#### [Exercise set]
**1.** Output the passage of the forum post on Keras GPU usage word for word, starting with "The M2 hard" and going on through "would be appreciated!".
**2.** Return the lines of the listing verbatim, starting with its first line and going on through the line with "kickoff-countdown: KICKOFF IN", including both of those lines.

[D] Keras – Optimizing GPU usage
So I’m running a parameter search on a binary classification problem I’m working on, using the Talos library under Keras/tensorflow. (Really useful library by the way, though there are a few bugs and the documentation is not as thorough as I’d like).
The training set is about 55k examples with around 600 features each. The pc I’m running it on is an i9 9900k 5Ghz, 32gb ram, M2 drive and a 8GB RTX2080.
Running nvidia-smi (or any other monitoring tool) shows that I am using the GPU for the processing, but utilisation floats between 5-20%.
Clearly I have a bottle neck.
My CPU is showing 10-12% usage on the python process, which I initially thought would equal 100% usage on 1 of the 8 cores, however CPUID/hwInfo show that all the cores are being utilised, and none over ~50%. All temperatures are in the 40s C thanks to water cooling.
The M2 hard drive is showing essentially zero usage, and the python process is only using 2gb of ram, with the system having 13gb remaining unused. The GPU ram usage is ~7.3gb out of 8gb, but I’ve read that tensorflow just eats it up “in case” – so I’m suspecting that the training process is not actually using all of the available GPU ram (however, I’m not sure how to double check this).
If the bottleneck is not on the GPU (cores or ram), CPU, RAM, or Disc, where is it? Any help would be appreciated!
submitted by /u/Zman420

#### [Supplied material]
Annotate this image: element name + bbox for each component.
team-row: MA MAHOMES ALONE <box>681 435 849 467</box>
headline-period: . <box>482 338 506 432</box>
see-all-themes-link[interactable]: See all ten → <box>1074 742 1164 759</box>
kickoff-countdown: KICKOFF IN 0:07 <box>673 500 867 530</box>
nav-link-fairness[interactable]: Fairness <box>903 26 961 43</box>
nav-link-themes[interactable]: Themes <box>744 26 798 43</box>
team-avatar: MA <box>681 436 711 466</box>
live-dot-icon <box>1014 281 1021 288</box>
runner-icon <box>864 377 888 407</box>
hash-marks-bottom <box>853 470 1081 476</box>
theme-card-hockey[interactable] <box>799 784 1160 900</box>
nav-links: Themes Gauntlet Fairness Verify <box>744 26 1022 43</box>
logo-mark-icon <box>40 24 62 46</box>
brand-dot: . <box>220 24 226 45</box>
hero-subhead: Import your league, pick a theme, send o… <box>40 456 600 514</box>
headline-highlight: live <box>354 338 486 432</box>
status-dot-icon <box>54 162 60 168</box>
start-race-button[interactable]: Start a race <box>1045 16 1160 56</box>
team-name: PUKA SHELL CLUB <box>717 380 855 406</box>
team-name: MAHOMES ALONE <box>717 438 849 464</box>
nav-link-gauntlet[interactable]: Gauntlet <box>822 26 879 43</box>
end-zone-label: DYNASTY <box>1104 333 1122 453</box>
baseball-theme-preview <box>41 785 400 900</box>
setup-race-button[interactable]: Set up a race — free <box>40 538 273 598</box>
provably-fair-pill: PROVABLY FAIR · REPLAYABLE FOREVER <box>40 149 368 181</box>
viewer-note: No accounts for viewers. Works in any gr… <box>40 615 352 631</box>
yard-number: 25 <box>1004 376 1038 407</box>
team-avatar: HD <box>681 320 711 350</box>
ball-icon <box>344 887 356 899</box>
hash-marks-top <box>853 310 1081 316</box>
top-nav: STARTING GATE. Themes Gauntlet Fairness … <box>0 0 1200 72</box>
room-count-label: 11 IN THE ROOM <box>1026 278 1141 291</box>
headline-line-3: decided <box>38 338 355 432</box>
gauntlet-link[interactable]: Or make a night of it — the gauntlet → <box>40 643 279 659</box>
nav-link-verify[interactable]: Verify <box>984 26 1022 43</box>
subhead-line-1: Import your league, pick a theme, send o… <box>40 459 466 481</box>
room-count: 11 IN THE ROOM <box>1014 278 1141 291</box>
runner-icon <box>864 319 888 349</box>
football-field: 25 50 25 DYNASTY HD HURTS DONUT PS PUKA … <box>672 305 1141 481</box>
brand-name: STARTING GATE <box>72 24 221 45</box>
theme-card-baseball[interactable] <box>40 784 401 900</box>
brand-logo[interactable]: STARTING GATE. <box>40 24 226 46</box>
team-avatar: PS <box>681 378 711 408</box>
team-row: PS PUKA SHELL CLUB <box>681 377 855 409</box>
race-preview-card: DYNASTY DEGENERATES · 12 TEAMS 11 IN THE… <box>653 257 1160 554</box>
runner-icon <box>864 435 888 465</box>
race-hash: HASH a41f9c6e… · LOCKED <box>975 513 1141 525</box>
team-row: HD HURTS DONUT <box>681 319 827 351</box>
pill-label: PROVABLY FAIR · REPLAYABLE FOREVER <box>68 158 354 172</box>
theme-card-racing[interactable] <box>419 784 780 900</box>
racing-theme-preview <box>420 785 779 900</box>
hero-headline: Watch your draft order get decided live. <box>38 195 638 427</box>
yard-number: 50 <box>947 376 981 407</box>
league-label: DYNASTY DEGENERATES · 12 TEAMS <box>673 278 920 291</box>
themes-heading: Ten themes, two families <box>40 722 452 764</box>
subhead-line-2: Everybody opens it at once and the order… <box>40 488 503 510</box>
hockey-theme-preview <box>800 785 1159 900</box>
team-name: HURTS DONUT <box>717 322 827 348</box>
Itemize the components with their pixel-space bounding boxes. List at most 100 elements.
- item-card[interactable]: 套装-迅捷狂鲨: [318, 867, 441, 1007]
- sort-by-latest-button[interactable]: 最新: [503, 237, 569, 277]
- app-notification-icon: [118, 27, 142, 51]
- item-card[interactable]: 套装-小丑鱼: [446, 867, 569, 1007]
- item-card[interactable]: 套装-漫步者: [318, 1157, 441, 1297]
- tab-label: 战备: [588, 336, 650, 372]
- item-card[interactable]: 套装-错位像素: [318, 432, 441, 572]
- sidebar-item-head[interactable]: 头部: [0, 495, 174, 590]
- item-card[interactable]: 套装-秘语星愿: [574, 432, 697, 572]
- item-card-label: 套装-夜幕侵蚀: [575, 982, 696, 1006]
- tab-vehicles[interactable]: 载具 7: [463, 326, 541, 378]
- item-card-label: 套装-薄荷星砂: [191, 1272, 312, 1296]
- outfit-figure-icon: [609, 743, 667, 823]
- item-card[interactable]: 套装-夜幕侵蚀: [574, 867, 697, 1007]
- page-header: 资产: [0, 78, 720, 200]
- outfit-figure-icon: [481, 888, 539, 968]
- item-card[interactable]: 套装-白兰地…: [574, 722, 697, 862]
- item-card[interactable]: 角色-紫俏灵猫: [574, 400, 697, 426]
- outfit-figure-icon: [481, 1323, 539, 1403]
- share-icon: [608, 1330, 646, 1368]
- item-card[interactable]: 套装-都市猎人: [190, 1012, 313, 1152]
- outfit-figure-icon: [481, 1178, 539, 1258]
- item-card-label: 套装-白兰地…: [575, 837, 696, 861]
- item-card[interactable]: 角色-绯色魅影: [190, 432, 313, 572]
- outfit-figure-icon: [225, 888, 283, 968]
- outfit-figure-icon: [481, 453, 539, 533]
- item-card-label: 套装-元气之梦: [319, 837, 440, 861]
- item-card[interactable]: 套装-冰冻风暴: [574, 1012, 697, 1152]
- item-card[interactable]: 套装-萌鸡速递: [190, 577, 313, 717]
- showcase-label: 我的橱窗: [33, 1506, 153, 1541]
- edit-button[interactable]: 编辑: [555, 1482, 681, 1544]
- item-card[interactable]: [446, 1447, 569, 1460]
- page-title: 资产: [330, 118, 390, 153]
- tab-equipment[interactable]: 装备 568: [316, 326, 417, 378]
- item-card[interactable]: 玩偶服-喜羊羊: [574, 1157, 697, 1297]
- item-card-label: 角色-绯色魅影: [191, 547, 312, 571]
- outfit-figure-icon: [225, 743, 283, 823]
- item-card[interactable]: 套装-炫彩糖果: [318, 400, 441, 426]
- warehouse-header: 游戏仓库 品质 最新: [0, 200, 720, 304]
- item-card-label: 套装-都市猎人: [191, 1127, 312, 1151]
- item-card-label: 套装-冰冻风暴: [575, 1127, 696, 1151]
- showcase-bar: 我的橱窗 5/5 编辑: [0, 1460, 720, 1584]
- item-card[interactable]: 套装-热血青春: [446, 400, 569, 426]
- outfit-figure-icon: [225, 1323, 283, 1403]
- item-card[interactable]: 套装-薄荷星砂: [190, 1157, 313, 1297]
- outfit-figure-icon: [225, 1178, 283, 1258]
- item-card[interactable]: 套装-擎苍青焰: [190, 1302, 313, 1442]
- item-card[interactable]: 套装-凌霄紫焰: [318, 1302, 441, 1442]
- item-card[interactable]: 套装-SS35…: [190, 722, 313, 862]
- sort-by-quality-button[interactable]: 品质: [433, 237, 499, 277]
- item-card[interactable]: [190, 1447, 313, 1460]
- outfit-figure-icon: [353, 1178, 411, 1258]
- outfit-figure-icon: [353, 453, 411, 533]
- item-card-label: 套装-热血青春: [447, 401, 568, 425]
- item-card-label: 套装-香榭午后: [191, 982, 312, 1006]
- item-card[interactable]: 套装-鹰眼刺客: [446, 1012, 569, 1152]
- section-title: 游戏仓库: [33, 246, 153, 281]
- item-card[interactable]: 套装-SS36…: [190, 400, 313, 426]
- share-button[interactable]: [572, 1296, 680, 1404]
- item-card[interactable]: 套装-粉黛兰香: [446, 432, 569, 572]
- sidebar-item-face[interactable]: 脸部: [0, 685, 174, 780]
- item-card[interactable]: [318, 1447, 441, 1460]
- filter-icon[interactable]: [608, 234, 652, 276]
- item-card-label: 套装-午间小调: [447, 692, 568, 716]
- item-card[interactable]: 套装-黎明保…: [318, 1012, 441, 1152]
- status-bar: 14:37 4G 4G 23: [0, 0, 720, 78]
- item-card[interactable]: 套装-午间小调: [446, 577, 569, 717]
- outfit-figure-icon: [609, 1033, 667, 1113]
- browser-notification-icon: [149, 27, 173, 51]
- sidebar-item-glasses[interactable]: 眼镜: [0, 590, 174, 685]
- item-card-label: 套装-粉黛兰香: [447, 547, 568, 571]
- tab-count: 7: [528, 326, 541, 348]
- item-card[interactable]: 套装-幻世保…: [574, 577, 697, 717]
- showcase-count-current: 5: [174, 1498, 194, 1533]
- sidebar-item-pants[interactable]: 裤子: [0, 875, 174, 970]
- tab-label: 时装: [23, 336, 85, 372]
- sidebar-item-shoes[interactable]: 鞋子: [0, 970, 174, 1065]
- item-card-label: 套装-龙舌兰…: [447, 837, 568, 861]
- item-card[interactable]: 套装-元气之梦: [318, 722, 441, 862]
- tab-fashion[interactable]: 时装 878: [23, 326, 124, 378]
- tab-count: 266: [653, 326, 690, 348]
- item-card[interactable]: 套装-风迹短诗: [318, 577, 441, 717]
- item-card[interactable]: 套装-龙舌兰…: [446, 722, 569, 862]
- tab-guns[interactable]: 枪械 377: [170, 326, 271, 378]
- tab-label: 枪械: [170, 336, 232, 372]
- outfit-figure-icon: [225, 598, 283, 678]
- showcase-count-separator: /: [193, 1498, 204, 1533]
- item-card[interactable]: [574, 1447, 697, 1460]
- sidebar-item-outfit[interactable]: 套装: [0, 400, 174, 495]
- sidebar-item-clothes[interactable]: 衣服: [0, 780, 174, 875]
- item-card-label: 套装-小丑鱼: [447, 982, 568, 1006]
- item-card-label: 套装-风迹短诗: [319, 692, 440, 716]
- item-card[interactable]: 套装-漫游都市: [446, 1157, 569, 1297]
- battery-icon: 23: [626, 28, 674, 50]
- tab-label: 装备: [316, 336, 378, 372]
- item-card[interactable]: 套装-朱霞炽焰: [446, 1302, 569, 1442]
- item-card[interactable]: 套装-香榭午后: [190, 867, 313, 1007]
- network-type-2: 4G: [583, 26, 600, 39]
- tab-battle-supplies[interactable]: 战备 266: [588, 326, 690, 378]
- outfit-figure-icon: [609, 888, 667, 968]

#### [Results for each task]
**1.**
The M2 hard drive is showing essentially zero usage, and the python process is only using 2gb of ram, with the system having 13gb remaining unused. The GPU ram usage is ~7.3gb out of 8gb, but I’ve read that tensorflow just eats it up “in case” – so I’m suspecting that the training process is not actually using all of the available GPU ram (however, I’m not sure how to double check this).
If the bottleneck is not on the GPU (cores or ram), CPU, RAM, or Disc, where is it? Any help would be appreciated!

**2.**
Annotate this image: element name + bbox for each component.
team-row: MA MAHOMES ALONE <box>681 435 849 467</box>
headline-period: . <box>482 338 506 432</box>
see-all-themes-link[interactable]: See all ten → <box>1074 742 1164 759</box>
kickoff-countdown: KICKOFF IN 0:07 <box>673 500 867 530</box>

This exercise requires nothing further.